Instructions to follow:
Write out the listing below in full and exactly, leaving out every picture.

(Saved entries)
--------------------------------

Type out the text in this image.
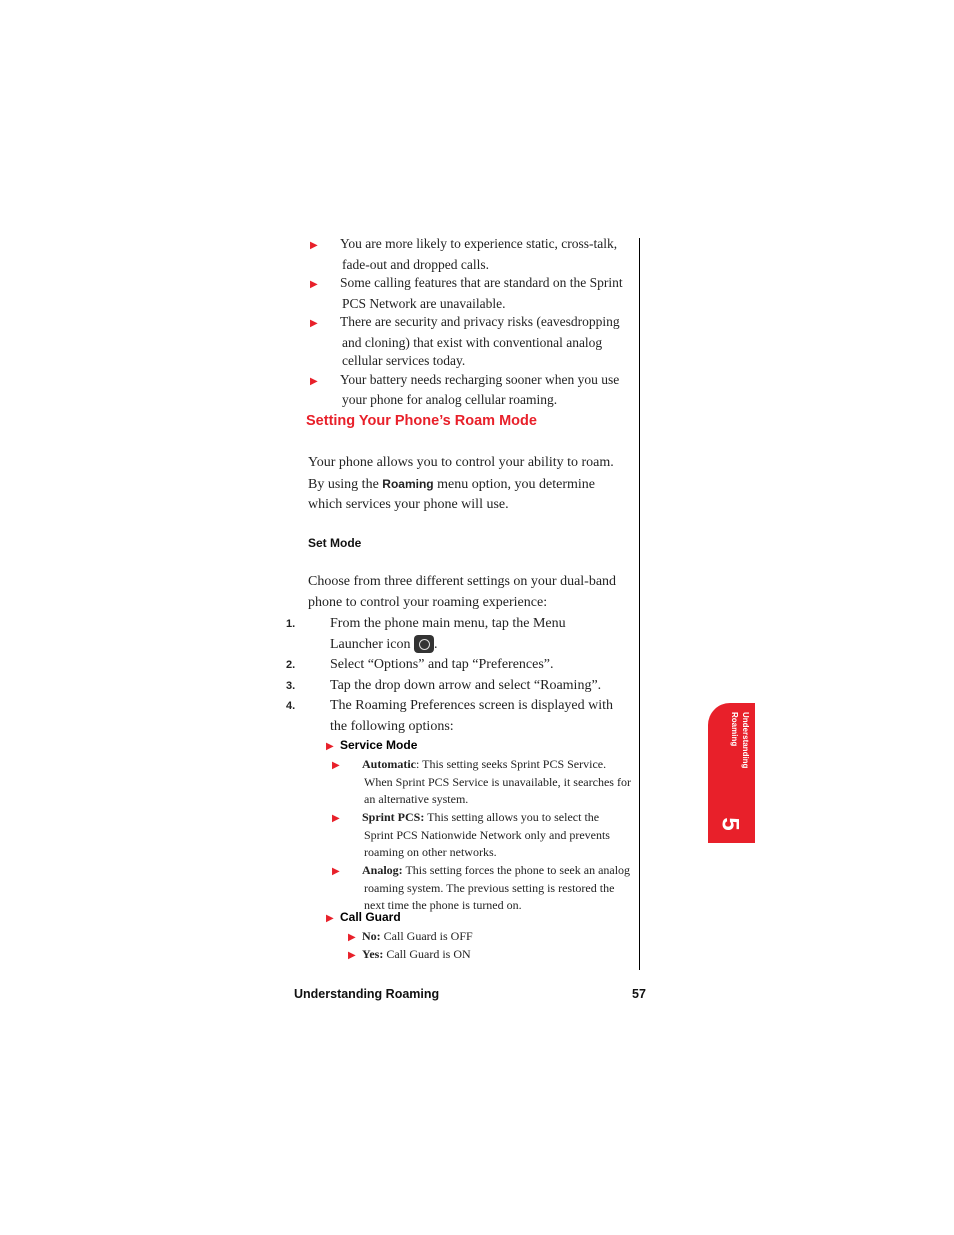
▶ You are more likely to experience static, cross-talk, fade-out and dropped calls.
▶ Some calling features that are standard on the Sprint PCS Network are unavailable.
▶ There are security and privacy risks (eavesdropping and cloning) that exist with conventional analog cellular services today.
▶ Your battery needs recharging sooner when you use your phone for analog cellular roaming.
Setting Your Phone’s Roam Mode
Your phone allows you to control your ability to roam. By using the Roaming menu option, you determine which services your phone will use.
Set Mode
Choose from three different settings on your dual-band phone to control your roaming experience:
1. From the phone main menu, tap the Menu Launcher icon .
2. Select “Options” and tap “Preferences”.
3. Tap the drop down arrow and select “Roaming”.
4. The Roaming Preferences screen is displayed with the following options:
▶ Service Mode
▶ Automatic: This setting seeks Sprint PCS Service. When Sprint PCS Service is unavailable, it searches for an alternative system.
▶ Sprint PCS: This setting allows you to select the Sprint PCS Nationwide Network only and prevents roaming on other networks.
▶ Analog: This setting forces the phone to seek an analog roaming system. The previous setting is restored the next time the phone is turned on.
▶ Call Guard
▶ No: Call Guard is OFF
▶ Yes: Call Guard is ON
Understanding Roaming
5
Understanding Roaming	57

--------------------------------

Solution to this problem:
Type out the text in this image.
▶ You are more likely to experience static, cross-talk, fade-out and dropped calls.
▶ Some calling features that are standard on the Sprint PCS Network are unavailable.
▶ There are security and privacy risks (eavesdropping and cloning) that exist with conventional analog cellular services today.
▶ Your battery needs recharging sooner when you use your phone for analog cellular roaming.
Setting Your Phone’s Roam Mode
Your phone allows you to control your ability to roam. By using the Roaming menu option, you determine which services your phone will use.
Set Mode
Choose from three different settings on your dual-band phone to control your roaming experience:
1. From the phone main menu, tap the Menu Launcher icon .
2. Select “Options” and tap “Preferences”.
3. Tap the drop down arrow and select “Roaming”.
4. The Roaming Preferences screen is displayed with the following options:
▶ Service Mode
▶ Automatic: This setting seeks Sprint PCS Service. When Sprint PCS Service is unavailable, it searches for an alternative system.
▶ Sprint PCS: This setting allows you to select the Sprint PCS Nationwide Network only and prevents roaming on other networks.
▶ Analog: This setting forces the phone to seek an analog roaming system. The previous setting is restored the next time the phone is turned on.
▶ Call Guard
▶ No: Call Guard is OFF
▶ Yes: Call Guard is ON
Understanding Roaming
5
Understanding Roaming	57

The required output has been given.